### TASK BRIEF
Copy out each line in the material below that has the word "JSON".

** BEGIN **

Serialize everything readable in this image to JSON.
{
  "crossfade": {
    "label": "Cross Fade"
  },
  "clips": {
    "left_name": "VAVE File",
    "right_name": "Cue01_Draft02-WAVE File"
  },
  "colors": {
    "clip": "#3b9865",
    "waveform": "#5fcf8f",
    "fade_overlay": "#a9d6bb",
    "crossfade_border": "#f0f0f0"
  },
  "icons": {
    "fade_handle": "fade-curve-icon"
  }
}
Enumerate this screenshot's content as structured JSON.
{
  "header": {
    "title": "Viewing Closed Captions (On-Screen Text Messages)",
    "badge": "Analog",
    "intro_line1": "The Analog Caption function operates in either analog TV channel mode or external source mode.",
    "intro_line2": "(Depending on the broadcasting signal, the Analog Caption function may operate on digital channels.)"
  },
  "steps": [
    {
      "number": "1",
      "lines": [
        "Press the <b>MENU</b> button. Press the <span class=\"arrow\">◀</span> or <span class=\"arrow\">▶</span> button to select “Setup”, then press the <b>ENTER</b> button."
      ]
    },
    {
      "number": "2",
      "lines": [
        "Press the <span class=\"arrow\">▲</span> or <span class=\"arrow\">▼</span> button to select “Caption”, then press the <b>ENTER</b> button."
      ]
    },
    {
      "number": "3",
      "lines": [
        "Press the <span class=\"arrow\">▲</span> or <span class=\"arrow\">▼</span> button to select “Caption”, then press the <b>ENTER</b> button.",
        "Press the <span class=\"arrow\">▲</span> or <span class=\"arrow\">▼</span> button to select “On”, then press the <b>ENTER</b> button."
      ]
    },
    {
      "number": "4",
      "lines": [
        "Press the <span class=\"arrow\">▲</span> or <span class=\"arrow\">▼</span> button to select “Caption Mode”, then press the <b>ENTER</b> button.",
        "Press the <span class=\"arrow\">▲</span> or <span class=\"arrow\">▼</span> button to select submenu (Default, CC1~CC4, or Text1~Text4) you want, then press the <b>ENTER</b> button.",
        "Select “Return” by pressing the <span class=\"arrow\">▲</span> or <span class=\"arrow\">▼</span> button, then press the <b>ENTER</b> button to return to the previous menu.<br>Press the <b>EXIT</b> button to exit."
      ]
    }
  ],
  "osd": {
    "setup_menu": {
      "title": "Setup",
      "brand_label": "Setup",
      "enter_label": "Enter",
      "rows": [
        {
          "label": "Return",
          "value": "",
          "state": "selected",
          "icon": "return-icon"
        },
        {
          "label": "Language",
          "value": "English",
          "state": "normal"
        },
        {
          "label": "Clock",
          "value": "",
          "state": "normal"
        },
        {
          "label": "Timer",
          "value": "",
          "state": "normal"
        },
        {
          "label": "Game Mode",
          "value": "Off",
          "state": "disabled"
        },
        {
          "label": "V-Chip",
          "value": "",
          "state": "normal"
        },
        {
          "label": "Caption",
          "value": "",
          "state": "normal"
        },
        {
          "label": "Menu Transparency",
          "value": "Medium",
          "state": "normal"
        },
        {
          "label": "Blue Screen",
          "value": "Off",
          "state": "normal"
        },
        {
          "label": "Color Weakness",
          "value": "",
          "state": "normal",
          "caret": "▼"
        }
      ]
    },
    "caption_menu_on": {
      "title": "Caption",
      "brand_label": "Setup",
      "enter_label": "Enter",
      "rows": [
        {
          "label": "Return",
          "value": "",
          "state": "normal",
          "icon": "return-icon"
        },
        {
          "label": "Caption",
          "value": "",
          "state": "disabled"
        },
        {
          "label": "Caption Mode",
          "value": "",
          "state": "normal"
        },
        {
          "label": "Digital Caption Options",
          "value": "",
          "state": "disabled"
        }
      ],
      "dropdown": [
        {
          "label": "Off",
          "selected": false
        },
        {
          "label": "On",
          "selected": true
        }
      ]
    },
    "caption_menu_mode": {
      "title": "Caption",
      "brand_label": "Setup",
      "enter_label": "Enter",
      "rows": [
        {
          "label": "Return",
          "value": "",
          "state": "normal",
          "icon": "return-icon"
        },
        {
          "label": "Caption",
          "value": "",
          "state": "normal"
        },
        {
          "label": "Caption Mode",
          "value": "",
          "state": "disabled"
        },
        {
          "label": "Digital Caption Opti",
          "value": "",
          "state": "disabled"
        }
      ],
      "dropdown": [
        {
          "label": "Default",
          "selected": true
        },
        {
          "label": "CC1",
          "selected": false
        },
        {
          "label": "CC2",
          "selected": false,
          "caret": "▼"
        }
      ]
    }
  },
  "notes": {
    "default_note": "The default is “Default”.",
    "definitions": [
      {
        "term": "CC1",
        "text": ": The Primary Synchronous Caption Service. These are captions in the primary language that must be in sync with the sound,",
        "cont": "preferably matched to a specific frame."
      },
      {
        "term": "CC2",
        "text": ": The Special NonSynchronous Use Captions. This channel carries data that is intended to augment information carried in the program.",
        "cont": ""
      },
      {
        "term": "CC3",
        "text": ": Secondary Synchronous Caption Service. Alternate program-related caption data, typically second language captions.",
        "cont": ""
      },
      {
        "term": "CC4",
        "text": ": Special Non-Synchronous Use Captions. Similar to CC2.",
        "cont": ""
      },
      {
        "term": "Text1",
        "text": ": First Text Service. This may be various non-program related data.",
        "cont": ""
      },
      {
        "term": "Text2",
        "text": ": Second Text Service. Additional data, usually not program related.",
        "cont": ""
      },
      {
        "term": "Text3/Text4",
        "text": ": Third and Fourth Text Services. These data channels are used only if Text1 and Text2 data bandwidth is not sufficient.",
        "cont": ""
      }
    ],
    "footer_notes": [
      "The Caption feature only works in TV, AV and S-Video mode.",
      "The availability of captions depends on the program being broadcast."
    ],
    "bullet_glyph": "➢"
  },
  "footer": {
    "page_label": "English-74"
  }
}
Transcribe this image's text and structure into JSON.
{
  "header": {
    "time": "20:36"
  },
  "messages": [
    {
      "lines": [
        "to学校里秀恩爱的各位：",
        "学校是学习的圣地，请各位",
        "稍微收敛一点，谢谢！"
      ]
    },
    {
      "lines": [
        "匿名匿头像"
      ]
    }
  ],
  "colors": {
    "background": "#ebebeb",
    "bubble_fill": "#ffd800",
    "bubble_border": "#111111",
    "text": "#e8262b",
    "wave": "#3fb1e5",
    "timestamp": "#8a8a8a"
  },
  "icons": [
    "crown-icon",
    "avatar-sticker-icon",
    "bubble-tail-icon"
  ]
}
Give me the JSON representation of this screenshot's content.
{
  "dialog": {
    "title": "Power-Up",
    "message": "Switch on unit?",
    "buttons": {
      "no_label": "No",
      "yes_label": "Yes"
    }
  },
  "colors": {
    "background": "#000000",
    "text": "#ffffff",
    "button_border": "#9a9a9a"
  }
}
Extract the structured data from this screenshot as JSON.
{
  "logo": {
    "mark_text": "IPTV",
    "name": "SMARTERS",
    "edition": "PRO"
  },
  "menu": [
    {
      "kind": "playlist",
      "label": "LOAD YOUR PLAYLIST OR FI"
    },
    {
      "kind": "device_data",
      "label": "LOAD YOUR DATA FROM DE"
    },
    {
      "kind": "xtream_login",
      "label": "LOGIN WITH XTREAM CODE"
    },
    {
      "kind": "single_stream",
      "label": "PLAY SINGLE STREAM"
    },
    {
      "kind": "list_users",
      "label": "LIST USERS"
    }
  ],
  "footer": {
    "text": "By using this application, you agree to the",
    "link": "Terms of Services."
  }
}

** END **

### RIGHT ANSWER
Serialize everything readable in this image to JSON.
Enumerate this screenshot's content as structured JSON.
Transcribe this image's text and structure into JSON.
Give me the JSON representation of this screenshot's content.
Extract the structured data from this screenshot as JSON.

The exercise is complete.